Your objective: Look through the data for the string "Differential". Copy every line where it is found.

***** Information given *****

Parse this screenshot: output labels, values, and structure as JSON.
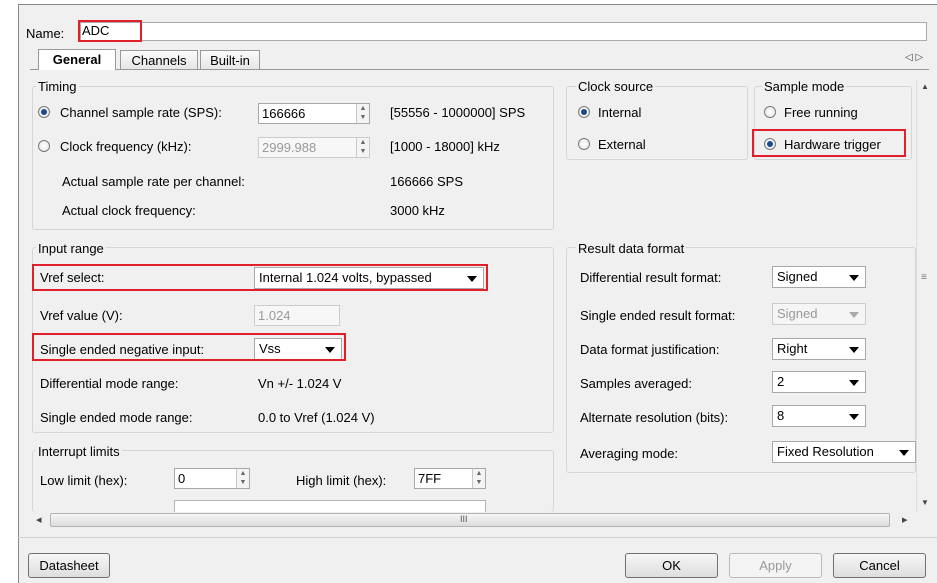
{
  "name": {
    "label": "Name:",
    "value": "ADC"
  },
  "tabs": [
    {
      "label": "General",
      "active": true
    },
    {
      "label": "Channels",
      "active": false
    },
    {
      "label": "Built-in",
      "active": false
    }
  ],
  "tab_arrows": "◁ ▷",
  "timing": {
    "title": "Timing",
    "sample_rate": {
      "label": "Channel sample rate (SPS):",
      "value": "166666",
      "range": "[55556 - 1000000] SPS",
      "selected": true
    },
    "clock_freq": {
      "label": "Clock frequency (kHz):",
      "value": "2999.988",
      "range": "[1000 - 18000] kHz",
      "selected": false
    },
    "actual_rate": {
      "label": "Actual sample rate per channel:",
      "value": "166666 SPS"
    },
    "actual_clock": {
      "label": "Actual clock frequency:",
      "value": "3000 kHz"
    }
  },
  "clock_source": {
    "title": "Clock source",
    "options": [
      {
        "label": "Internal",
        "selected": true
      },
      {
        "label": "External",
        "selected": false
      }
    ]
  },
  "sample_mode": {
    "title": "Sample mode",
    "options": [
      {
        "label": "Free running",
        "selected": false
      },
      {
        "label": "Hardware trigger",
        "selected": true
      }
    ]
  },
  "input_range": {
    "title": "Input range",
    "vref_select": {
      "label": "Vref select:",
      "value": "Internal 1.024 volts, bypassed"
    },
    "vref_value": {
      "label": "Vref value (V):",
      "value": "1.024"
    },
    "single_neg": {
      "label": "Single ended negative input:",
      "value": "Vss"
    },
    "diff_range": {
      "label": "Differential mode range:",
      "value": "Vn +/- 1.024 V"
    },
    "single_range": {
      "label": "Single ended mode range:",
      "value": "0.0 to Vref (1.024 V)"
    }
  },
  "result_format": {
    "title": "Result data format",
    "diff_format": {
      "label": "Differential result format:",
      "value": "Signed"
    },
    "single_format": {
      "label": "Single ended result format:",
      "value": "Signed"
    },
    "justification": {
      "label": "Data format justification:",
      "value": "Right"
    },
    "samples_avg": {
      "label": "Samples averaged:",
      "value": "2"
    },
    "alt_res": {
      "label": "Alternate resolution (bits):",
      "value": "8"
    },
    "avg_mode": {
      "label": "Averaging mode:",
      "value": "Fixed Resolution"
    }
  },
  "interrupt": {
    "title": "Interrupt limits",
    "low": {
      "label": "Low limit (hex):",
      "value": "0"
    },
    "high": {
      "label": "High limit (hex):",
      "value": "7FF"
    }
  },
  "scroll": {
    "grip": "III",
    "left": "◂",
    "right": "▸"
  },
  "buttons": {
    "datasheet": "Datasheet",
    "ok": "OK",
    "apply": "Apply",
    "cancel": "Cancel"
  }
}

*****

Exercise solution:
      "label": "Differential mode range:",
      "label": "Differential result format:",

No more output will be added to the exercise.